◆ What you have to do: Identify each line holding the string "company" and copy it.

◆ Data supplied:
=======
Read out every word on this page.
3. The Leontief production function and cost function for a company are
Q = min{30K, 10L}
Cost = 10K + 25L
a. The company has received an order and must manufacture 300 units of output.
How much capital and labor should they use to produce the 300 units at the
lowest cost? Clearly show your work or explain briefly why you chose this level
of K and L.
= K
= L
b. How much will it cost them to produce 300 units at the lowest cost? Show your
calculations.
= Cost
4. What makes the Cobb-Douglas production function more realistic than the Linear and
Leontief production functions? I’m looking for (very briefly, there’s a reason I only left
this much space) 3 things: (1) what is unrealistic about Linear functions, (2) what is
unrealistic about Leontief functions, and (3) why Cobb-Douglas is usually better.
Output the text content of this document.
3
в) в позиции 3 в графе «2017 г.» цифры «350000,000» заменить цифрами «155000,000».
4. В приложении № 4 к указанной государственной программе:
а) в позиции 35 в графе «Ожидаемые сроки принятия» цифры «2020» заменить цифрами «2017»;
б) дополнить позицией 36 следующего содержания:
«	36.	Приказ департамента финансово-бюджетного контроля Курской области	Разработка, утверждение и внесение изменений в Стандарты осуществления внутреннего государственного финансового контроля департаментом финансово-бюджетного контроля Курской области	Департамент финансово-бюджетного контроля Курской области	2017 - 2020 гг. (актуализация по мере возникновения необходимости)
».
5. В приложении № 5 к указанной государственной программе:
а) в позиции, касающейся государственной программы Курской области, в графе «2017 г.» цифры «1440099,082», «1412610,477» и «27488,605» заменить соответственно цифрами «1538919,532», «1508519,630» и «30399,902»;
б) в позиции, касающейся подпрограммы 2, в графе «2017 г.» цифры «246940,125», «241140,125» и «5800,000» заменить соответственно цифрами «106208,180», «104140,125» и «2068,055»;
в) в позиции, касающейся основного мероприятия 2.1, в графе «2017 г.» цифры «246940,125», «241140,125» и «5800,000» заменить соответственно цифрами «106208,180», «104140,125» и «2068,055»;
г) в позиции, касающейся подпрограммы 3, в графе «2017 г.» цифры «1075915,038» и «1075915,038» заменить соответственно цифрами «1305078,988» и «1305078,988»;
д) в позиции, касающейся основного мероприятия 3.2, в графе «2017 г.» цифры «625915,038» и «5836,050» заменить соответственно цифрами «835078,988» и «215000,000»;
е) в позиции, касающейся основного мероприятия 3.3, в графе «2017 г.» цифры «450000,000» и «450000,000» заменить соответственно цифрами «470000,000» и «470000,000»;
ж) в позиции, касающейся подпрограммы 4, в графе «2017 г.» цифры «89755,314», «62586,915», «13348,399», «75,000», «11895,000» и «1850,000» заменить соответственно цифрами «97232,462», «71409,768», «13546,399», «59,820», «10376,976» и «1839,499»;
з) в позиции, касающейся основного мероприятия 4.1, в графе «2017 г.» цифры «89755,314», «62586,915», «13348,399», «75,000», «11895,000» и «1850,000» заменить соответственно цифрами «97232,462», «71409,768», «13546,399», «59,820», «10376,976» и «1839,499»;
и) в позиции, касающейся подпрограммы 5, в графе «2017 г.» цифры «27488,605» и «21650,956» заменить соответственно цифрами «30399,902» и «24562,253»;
=======
◆ Result of the task:
3. The Leontief production function and cost function for a company are
a. The company has received an order and must manufacture 300 units of output.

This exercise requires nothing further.